■ **Exercise goal**
Could you repeat these lines with every "interactable" swapped for "clickable", changing nothing else and leaving out the picture?

■ ■ ■ ■

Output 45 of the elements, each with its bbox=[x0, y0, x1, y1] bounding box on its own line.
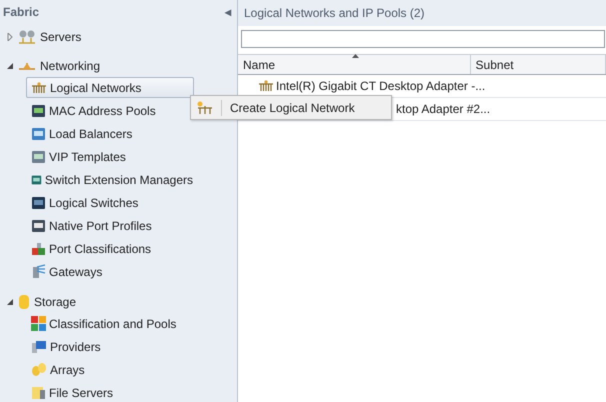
search-field[interactable] bbox=[241, 30, 605, 48]
computer-icon bbox=[31, 340, 47, 354]
sidebar-title: Fabric bbox=[3, 5, 40, 19]
network-icon bbox=[196, 100, 213, 114]
tree-item[interactable]: Gateways bbox=[26, 261, 194, 282]
blocks-icon bbox=[31, 242, 46, 256]
device-icon bbox=[31, 172, 42, 186]
expander-icon[interactable] bbox=[6, 62, 14, 70]
tree-item[interactable]: Providers bbox=[26, 336, 194, 357]
expander-icon[interactable] bbox=[6, 298, 14, 306]
switch-icon bbox=[31, 196, 46, 210]
network-icon bbox=[258, 80, 274, 92]
device-icon bbox=[31, 126, 46, 140]
table-cell: ktop Adapter #2... bbox=[396, 102, 490, 116]
tree-item[interactable]: Classification and Pools bbox=[26, 313, 194, 334]
collapse-button[interactable]: ◂ bbox=[225, 5, 231, 19]
window-icon bbox=[31, 150, 46, 164]
pane-title: Logical Networks and IP Pools (2) bbox=[244, 6, 425, 20]
server-icon bbox=[31, 264, 46, 279]
tree-group[interactable]: Servers bbox=[40, 30, 82, 44]
tree-item[interactable]: Port Classifications bbox=[26, 238, 194, 259]
tree-item[interactable]: VIP Templates bbox=[26, 146, 194, 167]
tree-group[interactable]: Networking bbox=[40, 58, 100, 72]
cylinder-icon bbox=[18, 294, 30, 310]
tree-item[interactable]: File Servers bbox=[26, 382, 194, 402]
tree-item[interactable]: Native Port Profiles bbox=[26, 215, 194, 236]
network-icon bbox=[31, 82, 47, 94]
tree-item[interactable]: Arrays bbox=[26, 359, 194, 380]
window-icon bbox=[31, 218, 46, 232]
tree-item[interactable]: MAC Address Pools bbox=[26, 100, 194, 121]
folder-icon bbox=[31, 385, 46, 400]
table-cell: Intel(R) Gigabit CT Desktop Adapter -... bbox=[276, 79, 486, 93]
column-header[interactable]: Name bbox=[238, 55, 471, 74]
column-header[interactable]: Subnet bbox=[470, 55, 606, 74]
menu-item[interactable]: Create Logical Network bbox=[191, 96, 391, 119]
tiles-icon bbox=[31, 316, 46, 331]
sort-icon bbox=[352, 54, 359, 58]
cylinders-icon bbox=[31, 362, 47, 377]
servers-icon bbox=[18, 30, 36, 44]
tree-item[interactable]: Logical Switches bbox=[26, 192, 194, 213]
tree-item[interactable]: Switch Extension Managers bbox=[26, 169, 194, 190]
tree-item[interactable]: Logical Networks bbox=[26, 77, 194, 98]
tree-group[interactable]: Storage bbox=[34, 294, 76, 308]
tree-item[interactable]: Load Balancers bbox=[26, 123, 194, 144]
device-icon bbox=[31, 104, 46, 118]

■ ■ ■ ■

■ **Exercise response**
Output 45 of the elements, each with its bbox=[x0, y0, x1, y1] bounding box on its own line.
search-field[clickable] bbox=[241, 30, 605, 48]
computer-icon bbox=[31, 340, 47, 354]
sidebar-title: Fabric bbox=[3, 5, 40, 19]
network-icon bbox=[196, 100, 213, 114]
tree-item[clickable]: Gateways bbox=[26, 261, 194, 282]
blocks-icon bbox=[31, 242, 46, 256]
device-icon bbox=[31, 172, 42, 186]
expander-icon[clickable] bbox=[6, 62, 14, 70]
tree-item[clickable]: Providers bbox=[26, 336, 194, 357]
expander-icon[clickable] bbox=[6, 298, 14, 306]
switch-icon bbox=[31, 196, 46, 210]
network-icon bbox=[258, 80, 274, 92]
device-icon bbox=[31, 126, 46, 140]
table-cell: ktop Adapter #2... bbox=[396, 102, 490, 116]
tree-item[clickable]: Classification and Pools bbox=[26, 313, 194, 334]
collapse-button[clickable]: ◂ bbox=[225, 5, 231, 19]
window-icon bbox=[31, 150, 46, 164]
pane-title: Logical Networks and IP Pools (2) bbox=[244, 6, 425, 20]
server-icon bbox=[31, 264, 46, 279]
tree-group[clickable]: Servers bbox=[40, 30, 82, 44]
tree-item[clickable]: Port Classifications bbox=[26, 238, 194, 259]
tree-item[clickable]: VIP Templates bbox=[26, 146, 194, 167]
tree-group[clickable]: Networking bbox=[40, 58, 100, 72]
cylinder-icon bbox=[18, 294, 30, 310]
tree-item[clickable]: File Servers bbox=[26, 382, 194, 402]
tree-item[clickable]: Native Port Profiles bbox=[26, 215, 194, 236]
network-icon bbox=[31, 82, 47, 94]
tree-item[clickable]: Arrays bbox=[26, 359, 194, 380]
window-icon bbox=[31, 218, 46, 232]
tree-item[clickable]: MAC Address Pools bbox=[26, 100, 194, 121]
folder-icon bbox=[31, 385, 46, 400]
table-cell: Intel(R) Gigabit CT Desktop Adapter -... bbox=[276, 79, 486, 93]
column-header[clickable]: Name bbox=[238, 55, 471, 74]
column-header[clickable]: Subnet bbox=[470, 55, 606, 74]
menu-item[clickable]: Create Logical Network bbox=[191, 96, 391, 119]
tiles-icon bbox=[31, 316, 46, 331]
sort-icon bbox=[352, 54, 359, 58]
cylinders-icon bbox=[31, 362, 47, 377]
servers-icon bbox=[18, 30, 36, 44]
tree-item[clickable]: Logical Switches bbox=[26, 192, 194, 213]
tree-item[clickable]: Switch Extension Managers bbox=[26, 169, 194, 190]
tree-item[clickable]: Logical Networks bbox=[26, 77, 194, 98]
tree-group[clickable]: Storage bbox=[34, 294, 76, 308]
tree-item[clickable]: Load Balancers bbox=[26, 123, 194, 144]
device-icon bbox=[31, 104, 46, 118]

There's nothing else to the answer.